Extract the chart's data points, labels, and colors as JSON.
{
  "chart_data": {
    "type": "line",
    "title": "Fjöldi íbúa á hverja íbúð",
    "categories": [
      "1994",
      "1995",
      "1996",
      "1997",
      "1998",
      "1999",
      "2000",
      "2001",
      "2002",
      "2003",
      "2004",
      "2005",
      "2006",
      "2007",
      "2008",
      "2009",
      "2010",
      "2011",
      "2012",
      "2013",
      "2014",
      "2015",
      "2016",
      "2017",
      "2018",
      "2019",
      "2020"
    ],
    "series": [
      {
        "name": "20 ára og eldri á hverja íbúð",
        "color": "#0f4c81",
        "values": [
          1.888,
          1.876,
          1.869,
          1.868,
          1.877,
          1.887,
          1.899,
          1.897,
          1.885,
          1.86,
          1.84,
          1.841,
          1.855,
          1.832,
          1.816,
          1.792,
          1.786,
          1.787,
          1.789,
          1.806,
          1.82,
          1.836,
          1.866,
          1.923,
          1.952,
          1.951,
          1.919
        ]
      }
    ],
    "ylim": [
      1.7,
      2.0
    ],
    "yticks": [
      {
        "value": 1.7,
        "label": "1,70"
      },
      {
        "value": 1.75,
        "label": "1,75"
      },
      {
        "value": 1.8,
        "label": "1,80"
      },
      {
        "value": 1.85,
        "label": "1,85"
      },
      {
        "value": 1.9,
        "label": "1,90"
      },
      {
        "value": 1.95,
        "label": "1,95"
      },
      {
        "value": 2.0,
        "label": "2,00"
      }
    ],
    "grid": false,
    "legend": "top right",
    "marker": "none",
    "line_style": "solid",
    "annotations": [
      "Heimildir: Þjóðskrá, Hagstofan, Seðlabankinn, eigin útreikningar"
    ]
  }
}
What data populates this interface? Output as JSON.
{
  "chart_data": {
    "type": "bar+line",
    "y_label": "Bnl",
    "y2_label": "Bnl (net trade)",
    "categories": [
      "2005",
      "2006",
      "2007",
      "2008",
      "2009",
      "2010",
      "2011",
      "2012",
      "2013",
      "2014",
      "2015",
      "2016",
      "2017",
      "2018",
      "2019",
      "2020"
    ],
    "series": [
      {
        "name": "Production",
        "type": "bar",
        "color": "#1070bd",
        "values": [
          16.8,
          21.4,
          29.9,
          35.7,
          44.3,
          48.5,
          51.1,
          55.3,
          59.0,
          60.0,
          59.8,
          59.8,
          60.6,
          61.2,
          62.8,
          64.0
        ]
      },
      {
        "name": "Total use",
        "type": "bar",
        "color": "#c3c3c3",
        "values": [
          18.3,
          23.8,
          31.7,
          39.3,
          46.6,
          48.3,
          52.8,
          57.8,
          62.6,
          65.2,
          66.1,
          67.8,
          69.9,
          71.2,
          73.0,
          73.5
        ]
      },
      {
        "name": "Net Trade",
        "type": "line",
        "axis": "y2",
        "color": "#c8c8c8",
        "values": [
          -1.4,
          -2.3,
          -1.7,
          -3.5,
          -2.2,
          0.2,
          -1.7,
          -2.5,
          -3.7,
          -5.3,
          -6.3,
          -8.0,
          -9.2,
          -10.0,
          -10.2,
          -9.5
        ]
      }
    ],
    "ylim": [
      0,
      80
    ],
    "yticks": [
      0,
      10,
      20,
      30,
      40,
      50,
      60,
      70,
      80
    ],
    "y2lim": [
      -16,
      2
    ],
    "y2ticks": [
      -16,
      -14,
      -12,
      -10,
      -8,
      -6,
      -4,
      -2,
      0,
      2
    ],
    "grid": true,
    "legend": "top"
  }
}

*Task goal*. Reproduce each entry above exactly, keeping every word.

*Written solution*.
Extract the chart's data points, labels, and colors as JSON.
{
  "chart_data": {
    "type": "line",
    "title": "Fjöldi íbúa á hverja íbúð",
    "categories": [
      "1994",
      "1995",
      "1996",
      "1997",
      "1998",
      "1999",
      "2000",
      "2001",
      "2002",
      "2003",
      "2004",
      "2005",
      "2006",
      "2007",
      "2008",
      "2009",
      "2010",
      "2011",
      "2012",
      "2013",
      "2014",
      "2015",
      "2016",
      "2017",
      "2018",
      "2019",
      "2020"
    ],
    "series": [
      {
        "name": "20 ára og eldri á hverja íbúð",
        "color": "#0f4c81",
        "values": [
          1.888,
          1.876,
          1.869,
          1.868,
          1.877,
          1.887,
          1.899,
          1.897,
          1.885,
          1.86,
          1.84,
          1.841,
          1.855,
          1.832,
          1.816,
          1.792,
          1.786,
          1.787,
          1.789,
          1.806,
          1.82,
          1.836,
          1.866,
          1.923,
          1.952,
          1.951,
          1.919
        ]
      }
    ],
    "ylim": [
      1.7,
      2.0
    ],
    "yticks": [
      {
        "value": 1.7,
        "label": "1,70"
      },
      {
        "value": 1.75,
        "label": "1,75"
      },
      {
        "value": 1.8,
        "label": "1,80"
      },
      {
        "value": 1.85,
        "label": "1,85"
      },
      {
        "value": 1.9,
        "label": "1,90"
      },
      {
        "value": 1.95,
        "label": "1,95"
      },
      {
        "value": 2.0,
        "label": "2,00"
      }
    ],
    "grid": false,
    "legend": "top right",
    "marker": "none",
    "line_style": "solid",
    "annotations": [
      "Heimildir: Þjóðskrá, Hagstofan, Seðlabankinn, eigin útreikningar"
    ]
  }
}
What data populates this interface? Output as JSON.
{
  "chart_data": {
    "type": "bar+line",
    "y_label": "Bnl",
    "y2_label": "Bnl (net trade)",
    "categories": [
      "2005",
      "2006",
      "2007",
      "2008",
      "2009",
      "2010",
      "2011",
      "2012",
      "2013",
      "2014",
      "2015",
      "2016",
      "2017",
      "2018",
      "2019",
      "2020"
    ],
    "series": [
      {
        "name": "Production",
        "type": "bar",
        "color": "#1070bd",
        "values": [
          16.8,
          21.4,
          29.9,
          35.7,
          44.3,
          48.5,
          51.1,
          55.3,
          59.0,
          60.0,
          59.8,
          59.8,
          60.6,
          61.2,
          62.8,
          64.0
        ]
      },
      {
        "name": "Total use",
        "type": "bar",
        "color": "#c3c3c3",
        "values": [
          18.3,
          23.8,
          31.7,
          39.3,
          46.6,
          48.3,
          52.8,
          57.8,
          62.6,
          65.2,
          66.1,
          67.8,
          69.9,
          71.2,
          73.0,
          73.5
        ]
      },
      {
        "name": "Net Trade",
        "type": "line",
        "axis": "y2",
        "color": "#c8c8c8",
        "values": [
          -1.4,
          -2.3,
          -1.7,
          -3.5,
          -2.2,
          0.2,
          -1.7,
          -2.5,
          -3.7,
          -5.3,
          -6.3,
          -8.0,
          -9.2,
          -10.0,
          -10.2,
          -9.5
        ]
      }
    ],
    "ylim": [
      0,
      80
    ],
    "yticks": [
      0,
      10,
      20,
      30,
      40,
      50,
      60,
      70,
      80
    ],
    "y2lim": [
      -16,
      2
    ],
    "y2ticks": [
      -16,
      -14,
      -12,
      -10,
      -8,
      -6,
      -4,
      -2,
      0,
      2
    ],
    "grid": true,
    "legend": "top"
  }
}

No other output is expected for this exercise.